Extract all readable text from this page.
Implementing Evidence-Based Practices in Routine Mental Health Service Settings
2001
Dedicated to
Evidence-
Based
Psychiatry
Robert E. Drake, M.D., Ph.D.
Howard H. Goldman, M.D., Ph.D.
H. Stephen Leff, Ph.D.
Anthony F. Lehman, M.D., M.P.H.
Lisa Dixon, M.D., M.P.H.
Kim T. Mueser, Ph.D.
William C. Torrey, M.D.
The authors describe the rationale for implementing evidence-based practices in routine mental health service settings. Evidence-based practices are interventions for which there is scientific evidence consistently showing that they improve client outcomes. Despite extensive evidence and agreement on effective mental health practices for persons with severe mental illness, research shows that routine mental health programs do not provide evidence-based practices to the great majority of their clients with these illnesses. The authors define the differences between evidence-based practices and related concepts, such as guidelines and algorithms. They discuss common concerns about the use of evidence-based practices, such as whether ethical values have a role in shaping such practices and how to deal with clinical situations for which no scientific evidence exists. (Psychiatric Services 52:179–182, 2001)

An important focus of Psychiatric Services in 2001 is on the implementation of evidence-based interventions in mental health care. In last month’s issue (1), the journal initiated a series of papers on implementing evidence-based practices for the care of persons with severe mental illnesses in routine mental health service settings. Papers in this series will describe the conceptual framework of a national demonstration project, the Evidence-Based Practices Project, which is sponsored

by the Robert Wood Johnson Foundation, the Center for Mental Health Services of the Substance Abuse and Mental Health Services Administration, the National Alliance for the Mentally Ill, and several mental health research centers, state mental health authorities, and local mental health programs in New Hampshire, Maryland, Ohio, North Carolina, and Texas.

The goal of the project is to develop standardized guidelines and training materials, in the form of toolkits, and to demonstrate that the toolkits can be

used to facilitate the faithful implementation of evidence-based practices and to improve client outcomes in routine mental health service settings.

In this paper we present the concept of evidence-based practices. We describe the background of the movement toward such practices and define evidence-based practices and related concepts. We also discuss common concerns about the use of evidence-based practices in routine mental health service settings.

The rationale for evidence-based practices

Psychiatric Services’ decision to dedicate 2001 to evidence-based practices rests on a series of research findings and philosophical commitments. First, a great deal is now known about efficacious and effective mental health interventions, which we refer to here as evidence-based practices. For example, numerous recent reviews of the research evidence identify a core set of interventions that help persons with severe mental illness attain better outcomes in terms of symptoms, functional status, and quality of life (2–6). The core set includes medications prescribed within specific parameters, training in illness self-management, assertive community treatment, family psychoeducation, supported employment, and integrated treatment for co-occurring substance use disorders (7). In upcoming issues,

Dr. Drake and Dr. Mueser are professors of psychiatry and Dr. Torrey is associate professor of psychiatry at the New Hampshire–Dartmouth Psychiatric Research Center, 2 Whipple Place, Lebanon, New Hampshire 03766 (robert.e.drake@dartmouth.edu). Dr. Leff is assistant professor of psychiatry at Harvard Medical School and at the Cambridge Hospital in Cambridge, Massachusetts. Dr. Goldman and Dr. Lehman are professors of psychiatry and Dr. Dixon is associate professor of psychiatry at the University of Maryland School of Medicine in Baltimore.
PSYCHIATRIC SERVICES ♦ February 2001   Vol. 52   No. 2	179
********
- Directions for this task
Repeat the entries exactly, all of them.

- Written solution
Extract all readable text from this page.
Implementing Evidence-Based Practices in Routine Mental Health Service Settings
2001
Dedicated to
Evidence-
Based
Psychiatry
Robert E. Drake, M.D., Ph.D.
Howard H. Goldman, M.D., Ph.D.
H. Stephen Leff, Ph.D.
Anthony F. Lehman, M.D., M.P.H.
Lisa Dixon, M.D., M.P.H.
Kim T. Mueser, Ph.D.
William C. Torrey, M.D.
The authors describe the rationale for implementing evidence-based practices in routine mental health service settings. Evidence-based practices are interventions for which there is scientific evidence consistently showing that they improve client outcomes. Despite extensive evidence and agreement on effective mental health practices for persons with severe mental illness, research shows that routine mental health programs do not provide evidence-based practices to the great majority of their clients with these illnesses. The authors define the differences between evidence-based practices and related concepts, such as guidelines and algorithms. They discuss common concerns about the use of evidence-based practices, such as whether ethical values have a role in shaping such practices and how to deal with clinical situations for which no scientific evidence exists. (Psychiatric Services 52:179–182, 2001)

An important focus of Psychiatric Services in 2001 is on the implementation of evidence-based interventions in mental health care. In last month’s issue (1), the journal initiated a series of papers on implementing evidence-based practices for the care of persons with severe mental illnesses in routine mental health service settings. Papers in this series will describe the conceptual framework of a national demonstration project, the Evidence-Based Practices Project, which is sponsored

by the Robert Wood Johnson Foundation, the Center for Mental Health Services of the Substance Abuse and Mental Health Services Administration, the National Alliance for the Mentally Ill, and several mental health research centers, state mental health authorities, and local mental health programs in New Hampshire, Maryland, Ohio, North Carolina, and Texas.

The goal of the project is to develop standardized guidelines and training materials, in the form of toolkits, and to demonstrate that the toolkits can be

used to facilitate the faithful implementation of evidence-based practices and to improve client outcomes in routine mental health service settings.

In this paper we present the concept of evidence-based practices. We describe the background of the movement toward such practices and define evidence-based practices and related concepts. We also discuss common concerns about the use of evidence-based practices in routine mental health service settings.

The rationale for evidence-based practices

Psychiatric Services’ decision to dedicate 2001 to evidence-based practices rests on a series of research findings and philosophical commitments. First, a great deal is now known about efficacious and effective mental health interventions, which we refer to here as evidence-based practices. For example, numerous recent reviews of the research evidence identify a core set of interventions that help persons with severe mental illness attain better outcomes in terms of symptoms, functional status, and quality of life (2–6). The core set includes medications prescribed within specific parameters, training in illness self-management, assertive community treatment, family psychoeducation, supported employment, and integrated treatment for co-occurring substance use disorders (7). In upcoming issues,

Dr. Drake and Dr. Mueser are professors of psychiatry and Dr. Torrey is associate professor of psychiatry at the New Hampshire–Dartmouth Psychiatric Research Center, 2 Whipple Place, Lebanon, New Hampshire 03766 (robert.e.drake@dartmouth.edu). Dr. Leff is assistant professor of psychiatry at Harvard Medical School and at the Cambridge Hospital in Cambridge, Massachusetts. Dr. Goldman and Dr. Lehman are professors of psychiatry and Dr. Dixon is associate professor of psychiatry at the University of Maryland School of Medicine in Baltimore.
PSYCHIATRIC SERVICES ♦ February 2001   Vol. 52   No. 2	179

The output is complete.